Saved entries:
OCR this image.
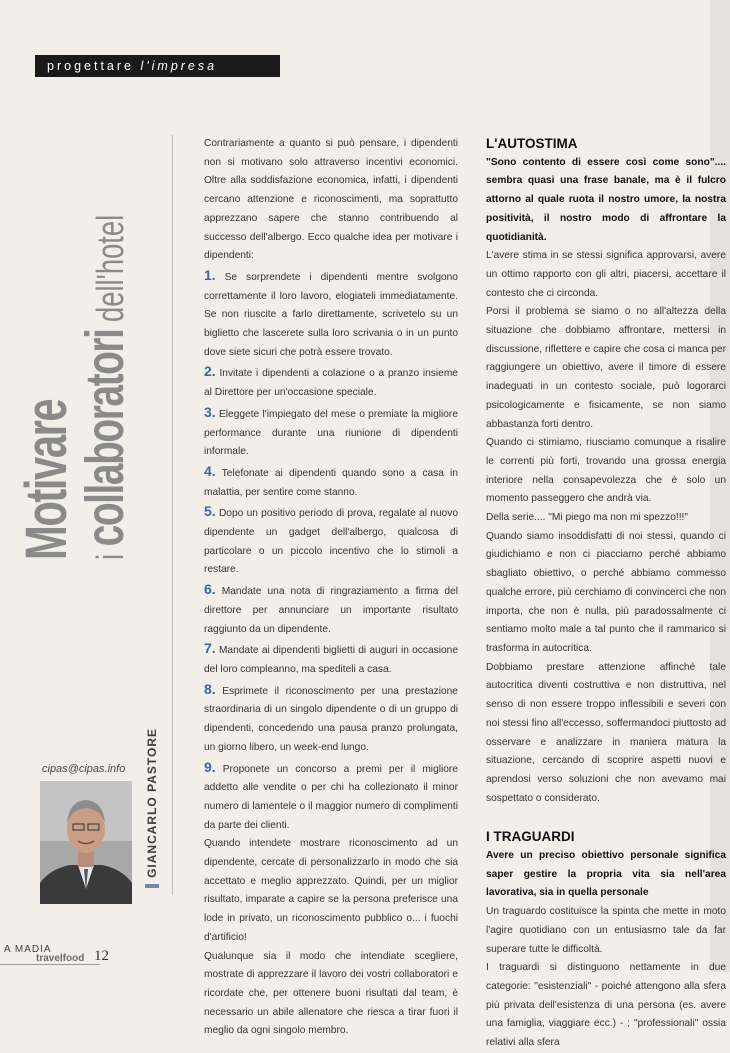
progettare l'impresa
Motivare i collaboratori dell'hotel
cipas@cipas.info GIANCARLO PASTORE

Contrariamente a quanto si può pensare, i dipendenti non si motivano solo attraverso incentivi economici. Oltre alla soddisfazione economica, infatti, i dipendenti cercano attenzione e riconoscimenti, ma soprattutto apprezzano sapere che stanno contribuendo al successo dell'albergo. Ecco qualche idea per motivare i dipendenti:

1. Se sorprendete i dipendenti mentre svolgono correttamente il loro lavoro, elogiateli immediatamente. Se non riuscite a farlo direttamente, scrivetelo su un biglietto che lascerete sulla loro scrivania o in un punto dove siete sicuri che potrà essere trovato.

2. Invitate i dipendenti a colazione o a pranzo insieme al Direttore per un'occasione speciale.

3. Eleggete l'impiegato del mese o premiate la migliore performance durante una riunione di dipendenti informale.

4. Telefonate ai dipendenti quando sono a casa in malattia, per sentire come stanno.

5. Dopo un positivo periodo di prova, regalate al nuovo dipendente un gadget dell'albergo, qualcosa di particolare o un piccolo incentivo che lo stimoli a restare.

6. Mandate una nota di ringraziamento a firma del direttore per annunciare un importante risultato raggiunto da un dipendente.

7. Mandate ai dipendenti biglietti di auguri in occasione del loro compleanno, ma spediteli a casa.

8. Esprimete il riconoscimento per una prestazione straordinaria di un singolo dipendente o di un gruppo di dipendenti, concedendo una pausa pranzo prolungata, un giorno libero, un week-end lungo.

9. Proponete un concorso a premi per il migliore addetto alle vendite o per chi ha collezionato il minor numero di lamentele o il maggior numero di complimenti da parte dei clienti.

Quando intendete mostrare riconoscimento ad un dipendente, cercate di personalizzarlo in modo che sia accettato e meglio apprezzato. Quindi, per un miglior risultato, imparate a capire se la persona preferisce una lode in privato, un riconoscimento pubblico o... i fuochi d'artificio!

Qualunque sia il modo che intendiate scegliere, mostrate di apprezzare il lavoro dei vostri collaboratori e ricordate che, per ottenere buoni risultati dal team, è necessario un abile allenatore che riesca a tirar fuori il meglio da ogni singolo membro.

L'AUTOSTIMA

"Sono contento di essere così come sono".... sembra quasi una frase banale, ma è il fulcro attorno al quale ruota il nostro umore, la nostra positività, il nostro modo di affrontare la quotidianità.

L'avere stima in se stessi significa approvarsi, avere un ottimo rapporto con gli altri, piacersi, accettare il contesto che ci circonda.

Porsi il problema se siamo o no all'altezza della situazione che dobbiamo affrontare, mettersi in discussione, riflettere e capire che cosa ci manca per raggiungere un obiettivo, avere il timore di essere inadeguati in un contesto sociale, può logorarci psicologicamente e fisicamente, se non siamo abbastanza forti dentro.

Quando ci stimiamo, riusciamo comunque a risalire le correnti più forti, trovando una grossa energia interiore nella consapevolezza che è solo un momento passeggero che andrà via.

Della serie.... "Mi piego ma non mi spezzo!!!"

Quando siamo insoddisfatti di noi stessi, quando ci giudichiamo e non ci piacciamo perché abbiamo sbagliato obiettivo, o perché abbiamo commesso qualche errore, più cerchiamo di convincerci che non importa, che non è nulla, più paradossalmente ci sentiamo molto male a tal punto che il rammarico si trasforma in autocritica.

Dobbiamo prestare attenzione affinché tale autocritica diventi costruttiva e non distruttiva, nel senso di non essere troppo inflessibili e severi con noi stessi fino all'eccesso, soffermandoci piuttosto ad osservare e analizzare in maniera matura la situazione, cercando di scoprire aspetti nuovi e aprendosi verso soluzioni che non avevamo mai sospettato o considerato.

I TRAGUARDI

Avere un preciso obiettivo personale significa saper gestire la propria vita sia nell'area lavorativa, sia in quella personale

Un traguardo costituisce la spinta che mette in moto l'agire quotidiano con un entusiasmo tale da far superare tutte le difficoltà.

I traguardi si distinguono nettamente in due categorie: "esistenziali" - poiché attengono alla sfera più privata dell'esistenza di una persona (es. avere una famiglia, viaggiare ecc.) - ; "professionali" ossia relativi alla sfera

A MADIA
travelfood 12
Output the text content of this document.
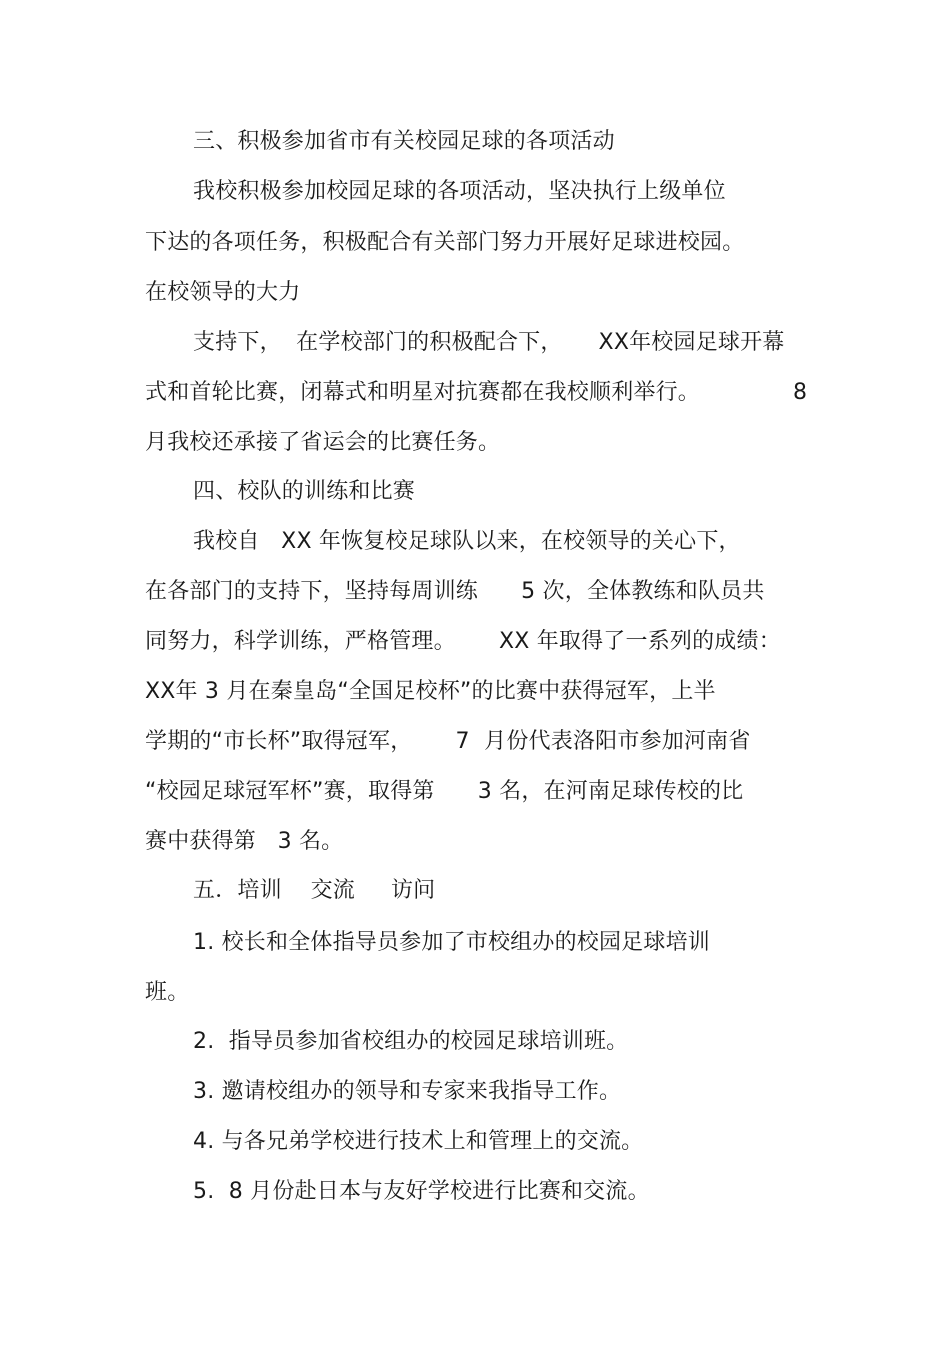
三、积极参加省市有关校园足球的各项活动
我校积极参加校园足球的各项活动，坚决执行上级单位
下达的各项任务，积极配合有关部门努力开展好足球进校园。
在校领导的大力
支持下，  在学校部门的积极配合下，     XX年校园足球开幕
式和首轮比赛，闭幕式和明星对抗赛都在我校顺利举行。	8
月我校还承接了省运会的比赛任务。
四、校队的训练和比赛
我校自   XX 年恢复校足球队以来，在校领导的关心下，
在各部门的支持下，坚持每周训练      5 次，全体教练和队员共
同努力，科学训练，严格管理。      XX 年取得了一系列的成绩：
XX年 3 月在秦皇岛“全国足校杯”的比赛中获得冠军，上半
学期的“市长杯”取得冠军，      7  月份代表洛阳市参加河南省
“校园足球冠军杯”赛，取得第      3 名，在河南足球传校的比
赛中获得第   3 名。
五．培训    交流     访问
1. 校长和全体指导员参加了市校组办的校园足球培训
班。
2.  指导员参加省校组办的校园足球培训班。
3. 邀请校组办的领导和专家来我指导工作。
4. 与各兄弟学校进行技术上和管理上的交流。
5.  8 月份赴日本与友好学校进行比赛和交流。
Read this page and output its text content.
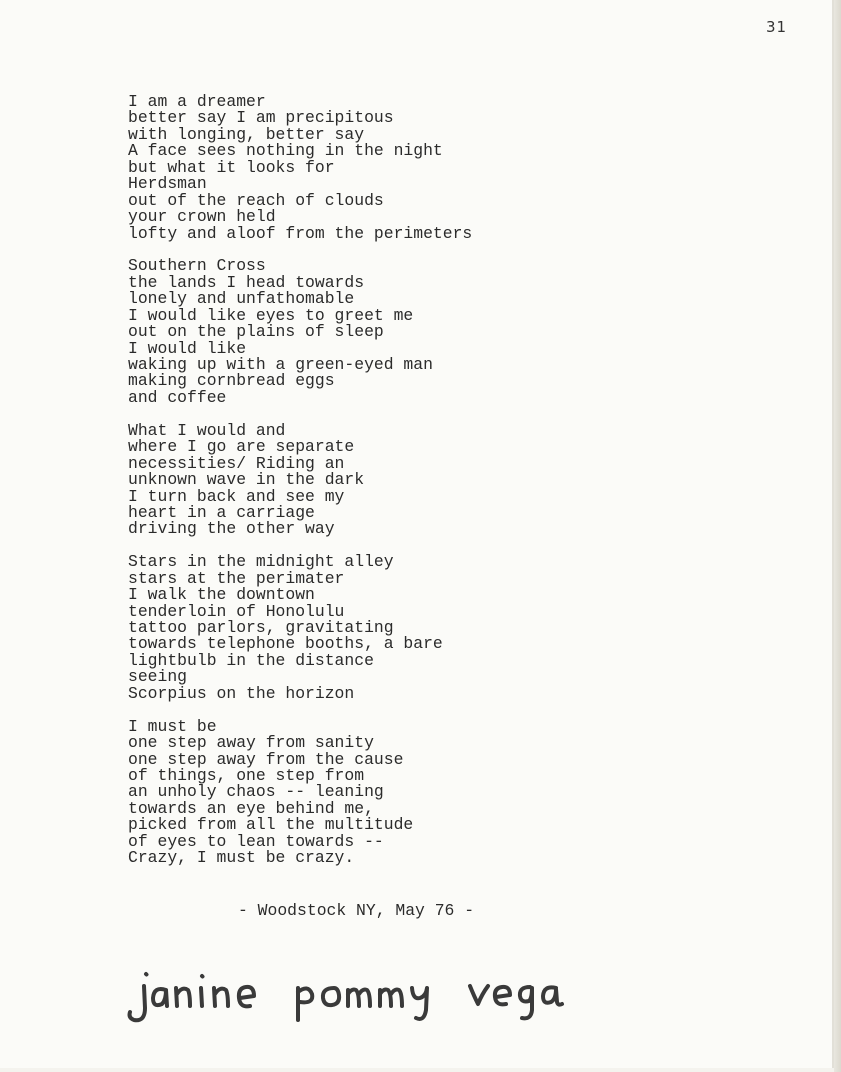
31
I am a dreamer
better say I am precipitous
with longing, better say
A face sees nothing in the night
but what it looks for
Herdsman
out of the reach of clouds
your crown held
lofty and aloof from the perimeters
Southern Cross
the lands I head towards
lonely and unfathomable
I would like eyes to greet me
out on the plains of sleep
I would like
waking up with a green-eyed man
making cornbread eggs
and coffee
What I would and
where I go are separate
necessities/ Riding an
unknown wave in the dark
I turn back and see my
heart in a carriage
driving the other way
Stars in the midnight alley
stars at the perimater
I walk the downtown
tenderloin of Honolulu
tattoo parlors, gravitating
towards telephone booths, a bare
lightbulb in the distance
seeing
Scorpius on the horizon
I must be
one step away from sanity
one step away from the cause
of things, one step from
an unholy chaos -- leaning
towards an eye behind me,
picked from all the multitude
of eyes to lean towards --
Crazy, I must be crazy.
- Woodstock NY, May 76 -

PROBLEM TO SOLVE: Your copy should match the entries exactly, minus the pictures.

SOLUTION FOR THIS TASK:
OCR this image.
progettare l'impresa
Motivare i collaboratori dell'hotel
cipas@cipas.info GIANCARLO PASTORE

Contrariamente a quanto si può pensare, i dipendenti non si motivano solo attraverso incentivi economici. Oltre alla soddisfazione economica, infatti, i dipendenti cercano attenzione e riconoscimenti, ma soprattutto apprezzano sapere che stanno contribuendo al successo dell'albergo. Ecco qualche idea per motivare i dipendenti:

1. Se sorprendete i dipendenti mentre svolgono correttamente il loro lavoro, elogiateli immediatamente. Se non riuscite a farlo direttamente, scrivetelo su un biglietto che lascerete sulla loro scrivania o in un punto dove siete sicuri che potrà essere trovato.

2. Invitate i dipendenti a colazione o a pranzo insieme al Direttore per un'occasione speciale.

3. Eleggete l'impiegato del mese o premiate la migliore performance durante una riunione di dipendenti informale.

4. Telefonate ai dipendenti quando sono a casa in malattia, per sentire come stanno.

5. Dopo un positivo periodo di prova, regalate al nuovo dipendente un gadget dell'albergo, qualcosa di particolare o un piccolo incentivo che lo stimoli a restare.

6. Mandate una nota di ringraziamento a firma del direttore per annunciare un importante risultato raggiunto da un dipendente.

7. Mandate ai dipendenti biglietti di auguri in occasione del loro compleanno, ma spediteli a casa.

8. Esprimete il riconoscimento per una prestazione straordinaria di un singolo dipendente o di un gruppo di dipendenti, concedendo una pausa pranzo prolungata, un giorno libero, un week-end lungo.

9. Proponete un concorso a premi per il migliore addetto alle vendite o per chi ha collezionato il minor numero di lamentele o il maggior numero di complimenti da parte dei clienti.

Quando intendete mostrare riconoscimento ad un dipendente, cercate di personalizzarlo in modo che sia accettato e meglio apprezzato. Quindi, per un miglior risultato, imparate a capire se la persona preferisce una lode in privato, un riconoscimento pubblico o... i fuochi d'artificio!

Qualunque sia il modo che intendiate scegliere, mostrate di apprezzare il lavoro dei vostri collaboratori e ricordate che, per ottenere buoni risultati dal team, è necessario un abile allenatore che riesca a tirar fuori il meglio da ogni singolo membro.

L'AUTOSTIMA

"Sono contento di essere così come sono".... sembra quasi una frase banale, ma è il fulcro attorno al quale ruota il nostro umore, la nostra positività, il nostro modo di affrontare la quotidianità.

L'avere stima in se stessi significa approvarsi, avere un ottimo rapporto con gli altri, piacersi, accettare il contesto che ci circonda.

Porsi il problema se siamo o no all'altezza della situazione che dobbiamo affrontare, mettersi in discussione, riflettere e capire che cosa ci manca per raggiungere un obiettivo, avere il timore di essere inadeguati in un contesto sociale, può logorarci psicologicamente e fisicamente, se non siamo abbastanza forti dentro.

Quando ci stimiamo, riusciamo comunque a risalire le correnti più forti, trovando una grossa energia interiore nella consapevolezza che è solo un momento passeggero che andrà via.

Della serie.... "Mi piego ma non mi spezzo!!!"

Quando siamo insoddisfatti di noi stessi, quando ci giudichiamo e non ci piacciamo perché abbiamo sbagliato obiettivo, o perché abbiamo commesso qualche errore, più cerchiamo di convincerci che non importa, che non è nulla, più paradossalmente ci sentiamo molto male a tal punto che il rammarico si trasforma in autocritica.

Dobbiamo prestare attenzione affinché tale autocritica diventi costruttiva e non distruttiva, nel senso di non essere troppo inflessibili e severi con noi stessi fino all'eccesso, soffermandoci piuttosto ad osservare e analizzare in maniera matura la situazione, cercando di scoprire aspetti nuovi e aprendosi verso soluzioni che non avevamo mai sospettato o considerato.

I TRAGUARDI

Avere un preciso obiettivo personale significa saper gestire la propria vita sia nell'area lavorativa, sia in quella personale

Un traguardo costituisce la spinta che mette in moto l'agire quotidiano con un entusiasmo tale da far superare tutte le difficoltà.

I traguardi si distinguono nettamente in due categorie: "esistenziali" - poiché attengono alla sfera più privata dell'esistenza di una persona (es. avere una famiglia, viaggiare ecc.) - ; "professionali" ossia relativi alla sfera

A MADIA
travelfood 12
Output the text content of this document.
三、积极参加省市有关校园足球的各项活动
我校积极参加校园足球的各项活动，坚决执行上级单位
下达的各项任务，积极配合有关部门努力开展好足球进校园。
在校领导的大力
支持下，  在学校部门的积极配合下，     XX年校园足球开幕
式和首轮比赛，闭幕式和明星对抗赛都在我校顺利举行。	8
月我校还承接了省运会的比赛任务。
四、校队的训练和比赛
我校自   XX 年恢复校足球队以来，在校领导的关心下，
在各部门的支持下，坚持每周训练      5 次，全体教练和队员共
同努力，科学训练，严格管理。      XX 年取得了一系列的成绩：
XX年 3 月在秦皇岛“全国足校杯”的比赛中获得冠军，上半
学期的“市长杯”取得冠军，      7  月份代表洛阳市参加河南省
“校园足球冠军杯”赛，取得第      3 名，在河南足球传校的比
赛中获得第   3 名。
五．培训    交流     访问
1. 校长和全体指导员参加了市校组办的校园足球培训
班。
2.  指导员参加省校组办的校园足球培训班。
3. 邀请校组办的领导和专家来我指导工作。
4. 与各兄弟学校进行技术上和管理上的交流。
5.  8 月份赴日本与友好学校进行比赛和交流。
Read this page and output its text content.
31
I am a dreamer
better say I am precipitous
with longing, better say
A face sees nothing in the night
but what it looks for
Herdsman
out of the reach of clouds
your crown held
lofty and aloof from the perimeters
Southern Cross
the lands I head towards
lonely and unfathomable
I would like eyes to greet me
out on the plains of sleep
I would like
waking up with a green-eyed man
making cornbread eggs
and coffee
What I would and
where I go are separate
necessities/ Riding an
unknown wave in the dark
I turn back and see my
heart in a carriage
driving the other way
Stars in the midnight alley
stars at the perimater
I walk the downtown
tenderloin of Honolulu
tattoo parlors, gravitating
towards telephone booths, a bare
lightbulb in the distance
seeing
Scorpius on the horizon
I must be
one step away from sanity
one step away from the cause
of things, one step from
an unholy chaos -- leaning
towards an eye behind me,
picked from all the multitude
of eyes to lean towards --
Crazy, I must be crazy.
- Woodstock NY, May 76 -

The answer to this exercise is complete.